▶ **Data shown**:
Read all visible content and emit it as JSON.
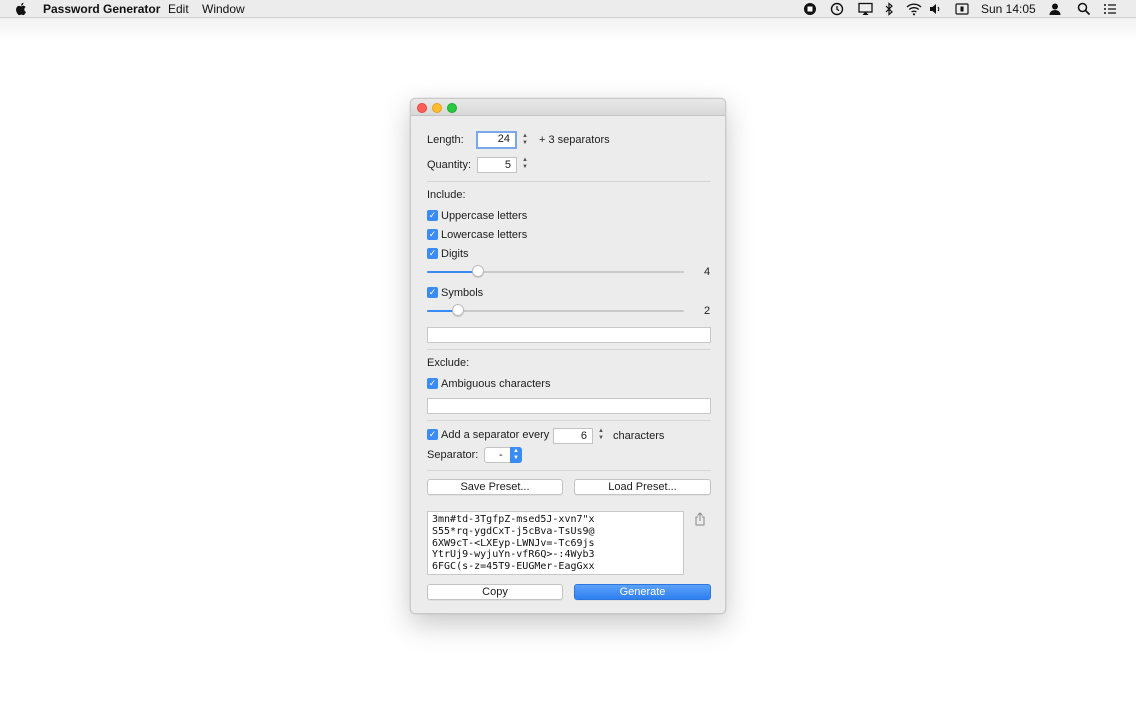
{
  "menubar": {
    "app_name": "Password Generator",
    "menus": [
      "Edit",
      "Window"
    ],
    "clock": "Sun 14:05",
    "status_icons": [
      "screen-recording-icon",
      "time-machine-icon",
      "airplay-icon",
      "bluetooth-icon",
      "wifi-icon",
      "volume-icon",
      "input-menu-icon",
      "user-icon",
      "spotlight-search-icon",
      "notification-center-icon"
    ]
  },
  "window": {
    "length": {
      "label": "Length:",
      "value": "24",
      "suffix": "+ 3 separators"
    },
    "quantity": {
      "label": "Quantity:",
      "value": "5"
    },
    "include": {
      "heading": "Include:",
      "uppercase": {
        "label": "Uppercase letters",
        "checked": true
      },
      "lowercase": {
        "label": "Lowercase letters",
        "checked": true
      },
      "digits": {
        "label": "Digits",
        "checked": true,
        "slider_value": "4",
        "slider_fraction": 0.2
      },
      "symbols": {
        "label": "Symbols",
        "checked": true,
        "slider_value": "2",
        "slider_fraction": 0.12
      },
      "custom_field_value": ""
    },
    "exclude": {
      "heading": "Exclude:",
      "ambiguous": {
        "label": "Ambiguous characters",
        "checked": true
      },
      "custom_field_value": ""
    },
    "separator": {
      "checkbox_label": "Add a separator every",
      "every_value": "6",
      "every_suffix": "characters",
      "label": "Separator:",
      "value": "-"
    },
    "buttons": {
      "save_preset": "Save Preset...",
      "load_preset": "Load Preset...",
      "copy": "Copy",
      "generate": "Generate"
    },
    "output_lines": [
      "3mn#td-3TgfpZ-msed5J-xvn7\"x",
      "S55*rq-ygdCxT-j5cBva-TsUs9@",
      "6XW9cT-<LXEyp-LWNJv=-Tc69js",
      "YtrUj9-wyjuYn-vfR6Q>-:4Wyb3",
      "6FGC(s-z=45T9-EUGMer-EagGxx"
    ]
  },
  "colors": {
    "accent": "#3a8bf6",
    "close": "#ff5f57",
    "minimize": "#febc2e",
    "zoom": "#28c840"
  }
}
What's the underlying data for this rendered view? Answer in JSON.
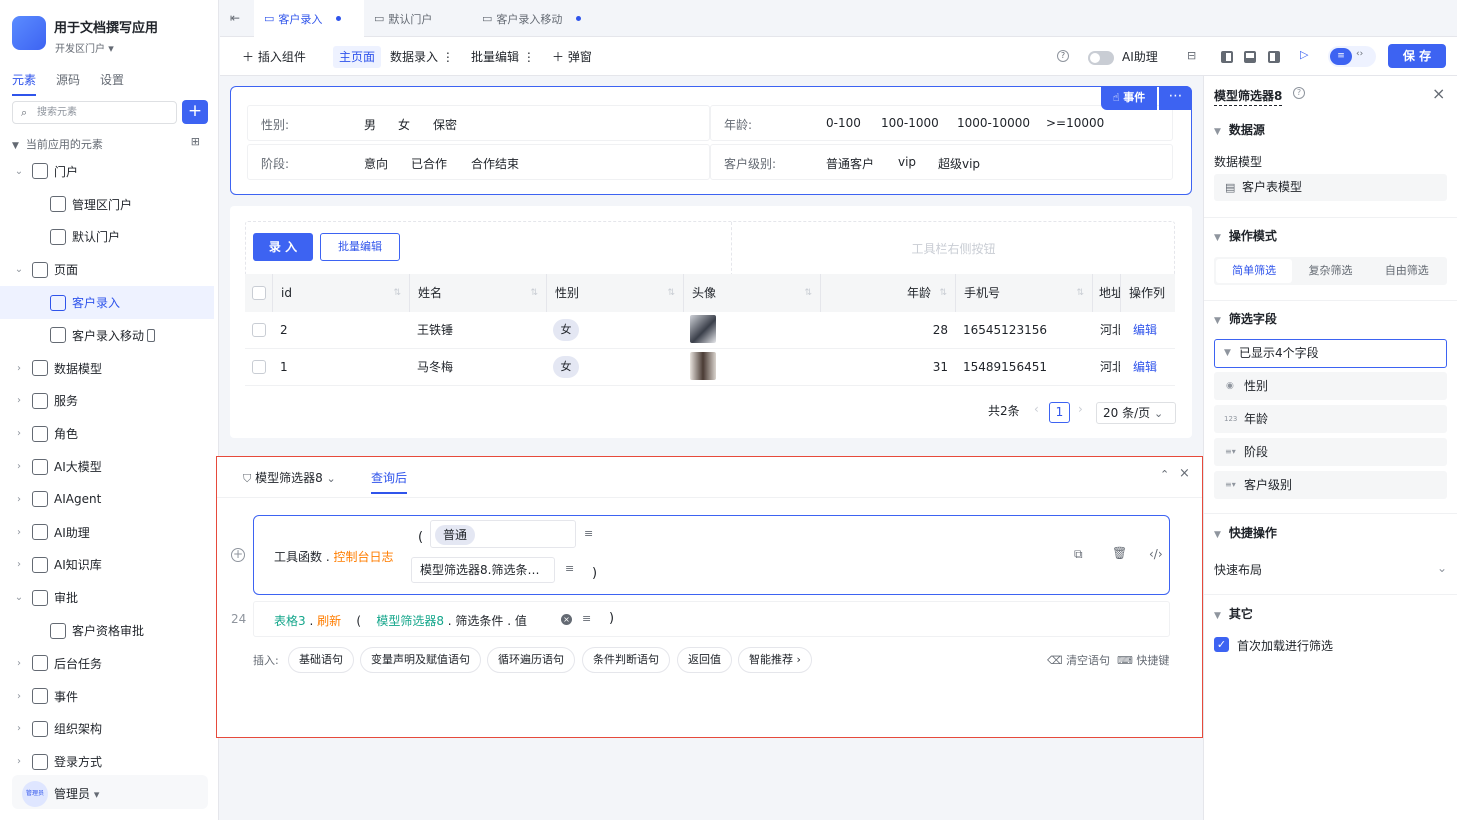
{
  "app": {
    "name": "用于文档撰写应用",
    "portal": "开发区门户"
  },
  "left_tabs": [
    "元素",
    "源码",
    "设置"
  ],
  "search": {
    "placeholder": "搜索元素"
  },
  "section_title": "当前应用的元素",
  "tree": [
    {
      "label": "门户",
      "level": 0,
      "expanded": true
    },
    {
      "label": "管理区门户",
      "level": 1
    },
    {
      "label": "默认门户",
      "level": 1
    },
    {
      "label": "页面",
      "level": 0,
      "expanded": true
    },
    {
      "label": "客户录入",
      "level": 1,
      "selected": true
    },
    {
      "label": "客户录入移动",
      "level": 1
    },
    {
      "label": "数据模型",
      "level": 0
    },
    {
      "label": "服务",
      "level": 0
    },
    {
      "label": "角色",
      "level": 0
    },
    {
      "label": "AI大模型",
      "level": 0
    },
    {
      "label": "AIAgent",
      "level": 0
    },
    {
      "label": "AI助理",
      "level": 0
    },
    {
      "label": "AI知识库",
      "level": 0
    },
    {
      "label": "审批",
      "level": 0,
      "expanded": true
    },
    {
      "label": "客户资格审批",
      "level": 1
    },
    {
      "label": "后台任务",
      "level": 0
    },
    {
      "label": "事件",
      "level": 0
    },
    {
      "label": "组织架构",
      "level": 0
    },
    {
      "label": "登录方式",
      "level": 0
    }
  ],
  "user": {
    "avatar_text": "管理员",
    "name": "管理员"
  },
  "top_tabs": [
    "客户录入",
    "默认门户",
    "客户录入移动"
  ],
  "toolbar": {
    "insert": "插入组件",
    "main_page": "主页面",
    "data_entry": "数据录入",
    "batch_edit": "批量编辑",
    "popup": "弹窗",
    "ai_assist": "AI助理",
    "save": "保 存"
  },
  "filter": {
    "gender_label": "性别:",
    "gender_opts": [
      "男",
      "女",
      "保密"
    ],
    "age_label": "年龄:",
    "age_opts": [
      "0-100",
      "100-1000",
      "1000-10000",
      ">=10000"
    ],
    "stage_label": "阶段:",
    "stage_opts": [
      "意向",
      "已合作",
      "合作结束"
    ],
    "level_label": "客户级别:",
    "level_opts": [
      "普通客户",
      "vip",
      "超级vip"
    ],
    "event_btn": "事件"
  },
  "table": {
    "entry_btn": "录 入",
    "batch_btn": "批量编辑",
    "toolbar_right": "工具栏右侧按钮",
    "columns": [
      "id",
      "姓名",
      "性别",
      "头像",
      "年龄",
      "手机号",
      "地址",
      "操作列"
    ],
    "rows": [
      {
        "id": "2",
        "name": "王铁锤",
        "gender": "女",
        "age": "28",
        "phone": "16545123156",
        "addr": "河北",
        "op": "编辑"
      },
      {
        "id": "1",
        "name": "马冬梅",
        "gender": "女",
        "age": "31",
        "phone": "15489156451",
        "addr": "河北",
        "op": "编辑"
      }
    ],
    "total": "共2条",
    "page": "1",
    "page_size": "20 条/页"
  },
  "bottom": {
    "component": "模型筛选器8",
    "tab": "查询后",
    "stmt1_obj": "工具函数",
    "stmt1_method": "控制台日志",
    "stmt1_arg1": "普通",
    "stmt1_arg2": "模型筛选器8.筛选条…",
    "line_no": "24",
    "stmt2_obj": "表格3",
    "stmt2_method": "刷新",
    "stmt2_arg_a": "模型筛选器8",
    "stmt2_arg_b": "筛选条件",
    "stmt2_arg_c": "值",
    "insert_label": "插入:",
    "insert_btns": [
      "基础语句",
      "变量声明及赋值语句",
      "循环遍历语句",
      "条件判断语句",
      "返回值",
      "智能推荐 ›"
    ],
    "clear": "清空语句",
    "shortcut": "快捷键"
  },
  "right": {
    "title": "模型筛选器8",
    "datasource": "数据源",
    "model_label": "数据模型",
    "model_value": "客户表模型",
    "mode": "操作模式",
    "mode_opts": [
      "简单筛选",
      "复杂筛选",
      "自由筛选"
    ],
    "fields": "筛选字段",
    "fields_dropdown": "已显示4个字段",
    "field_items": [
      "性别",
      "年龄",
      "阶段",
      "客户级别"
    ],
    "quick": "快捷操作",
    "quick_layout": "快速布局",
    "other": "其它",
    "first_load": "首次加载进行筛选"
  }
}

▶ **Task brief**:
Leave images out of the retyped records; keep all else exact.

▶ **Response to the task**:
Read all visible content and emit it as JSON.
{
  "menubar": {
    "app_name": "Password Generator",
    "menus": [
      "Edit",
      "Window"
    ],
    "clock": "Sun 14:05",
    "status_icons": [
      "screen-recording-icon",
      "time-machine-icon",
      "airplay-icon",
      "bluetooth-icon",
      "wifi-icon",
      "volume-icon",
      "input-menu-icon",
      "user-icon",
      "spotlight-search-icon",
      "notification-center-icon"
    ]
  },
  "window": {
    "length": {
      "label": "Length:",
      "value": "24",
      "suffix": "+ 3 separators"
    },
    "quantity": {
      "label": "Quantity:",
      "value": "5"
    },
    "include": {
      "heading": "Include:",
      "uppercase": {
        "label": "Uppercase letters",
        "checked": true
      },
      "lowercase": {
        "label": "Lowercase letters",
        "checked": true
      },
      "digits": {
        "label": "Digits",
        "checked": true,
        "slider_value": "4",
        "slider_fraction": 0.2
      },
      "symbols": {
        "label": "Symbols",
        "checked": true,
        "slider_value": "2",
        "slider_fraction": 0.12
      },
      "custom_field_value": ""
    },
    "exclude": {
      "heading": "Exclude:",
      "ambiguous": {
        "label": "Ambiguous characters",
        "checked": true
      },
      "custom_field_value": ""
    },
    "separator": {
      "checkbox_label": "Add a separator every",
      "every_value": "6",
      "every_suffix": "characters",
      "label": "Separator:",
      "value": "-"
    },
    "buttons": {
      "save_preset": "Save Preset...",
      "load_preset": "Load Preset...",
      "copy": "Copy",
      "generate": "Generate"
    },
    "output_lines": [
      "3mn#td-3TgfpZ-msed5J-xvn7\"x",
      "S55*rq-ygdCxT-j5cBva-TsUs9@",
      "6XW9cT-<LXEyp-LWNJv=-Tc69js",
      "YtrUj9-wyjuYn-vfR6Q>-:4Wyb3",
      "6FGC(s-z=45T9-EUGMer-EagGxx"
    ]
  },
  "colors": {
    "accent": "#3a8bf6",
    "close": "#ff5f57",
    "minimize": "#febc2e",
    "zoom": "#28c840"
  }
}
What's the underlying data for this rendered view? Answer in JSON.
{
  "app": {
    "name": "用于文档撰写应用",
    "portal": "开发区门户"
  },
  "left_tabs": [
    "元素",
    "源码",
    "设置"
  ],
  "search": {
    "placeholder": "搜索元素"
  },
  "section_title": "当前应用的元素",
  "tree": [
    {
      "label": "门户",
      "level": 0,
      "expanded": true
    },
    {
      "label": "管理区门户",
      "level": 1
    },
    {
      "label": "默认门户",
      "level": 1
    },
    {
      "label": "页面",
      "level": 0,
      "expanded": true
    },
    {
      "label": "客户录入",
      "level": 1,
      "selected": true
    },
    {
      "label": "客户录入移动",
      "level": 1
    },
    {
      "label": "数据模型",
      "level": 0
    },
    {
      "label": "服务",
      "level": 0
    },
    {
      "label": "角色",
      "level": 0
    },
    {
      "label": "AI大模型",
      "level": 0
    },
    {
      "label": "AIAgent",
      "level": 0
    },
    {
      "label": "AI助理",
      "level": 0
    },
    {
      "label": "AI知识库",
      "level": 0
    },
    {
      "label": "审批",
      "level": 0,
      "expanded": true
    },
    {
      "label": "客户资格审批",
      "level": 1
    },
    {
      "label": "后台任务",
      "level": 0
    },
    {
      "label": "事件",
      "level": 0
    },
    {
      "label": "组织架构",
      "level": 0
    },
    {
      "label": "登录方式",
      "level": 0
    }
  ],
  "user": {
    "avatar_text": "管理员",
    "name": "管理员"
  },
  "top_tabs": [
    "客户录入",
    "默认门户",
    "客户录入移动"
  ],
  "toolbar": {
    "insert": "插入组件",
    "main_page": "主页面",
    "data_entry": "数据录入",
    "batch_edit": "批量编辑",
    "popup": "弹窗",
    "ai_assist": "AI助理",
    "save": "保 存"
  },
  "filter": {
    "gender_label": "性别:",
    "gender_opts": [
      "男",
      "女",
      "保密"
    ],
    "age_label": "年龄:",
    "age_opts": [
      "0-100",
      "100-1000",
      "1000-10000",
      ">=10000"
    ],
    "stage_label": "阶段:",
    "stage_opts": [
      "意向",
      "已合作",
      "合作结束"
    ],
    "level_label": "客户级别:",
    "level_opts": [
      "普通客户",
      "vip",
      "超级vip"
    ],
    "event_btn": "事件"
  },
  "table": {
    "entry_btn": "录 入",
    "batch_btn": "批量编辑",
    "toolbar_right": "工具栏右侧按钮",
    "columns": [
      "id",
      "姓名",
      "性别",
      "头像",
      "年龄",
      "手机号",
      "地址",
      "操作列"
    ],
    "rows": [
      {
        "id": "2",
        "name": "王铁锤",
        "gender": "女",
        "age": "28",
        "phone": "16545123156",
        "addr": "河北",
        "op": "编辑"
      },
      {
        "id": "1",
        "name": "马冬梅",
        "gender": "女",
        "age": "31",
        "phone": "15489156451",
        "addr": "河北",
        "op": "编辑"
      }
    ],
    "total": "共2条",
    "page": "1",
    "page_size": "20 条/页"
  },
  "bottom": {
    "component": "模型筛选器8",
    "tab": "查询后",
    "stmt1_obj": "工具函数",
    "stmt1_method": "控制台日志",
    "stmt1_arg1": "普通",
    "stmt1_arg2": "模型筛选器8.筛选条…",
    "line_no": "24",
    "stmt2_obj": "表格3",
    "stmt2_method": "刷新",
    "stmt2_arg_a": "模型筛选器8",
    "stmt2_arg_b": "筛选条件",
    "stmt2_arg_c": "值",
    "insert_label": "插入:",
    "insert_btns": [
      "基础语句",
      "变量声明及赋值语句",
      "循环遍历语句",
      "条件判断语句",
      "返回值",
      "智能推荐 ›"
    ],
    "clear": "清空语句",
    "shortcut": "快捷键"
  },
  "right": {
    "title": "模型筛选器8",
    "datasource": "数据源",
    "model_label": "数据模型",
    "model_value": "客户表模型",
    "mode": "操作模式",
    "mode_opts": [
      "简单筛选",
      "复杂筛选",
      "自由筛选"
    ],
    "fields": "筛选字段",
    "fields_dropdown": "已显示4个字段",
    "field_items": [
      "性别",
      "年龄",
      "阶段",
      "客户级别"
    ],
    "quick": "快捷操作",
    "quick_layout": "快速布局",
    "other": "其它",
    "first_load": "首次加载进行筛选"
  }
}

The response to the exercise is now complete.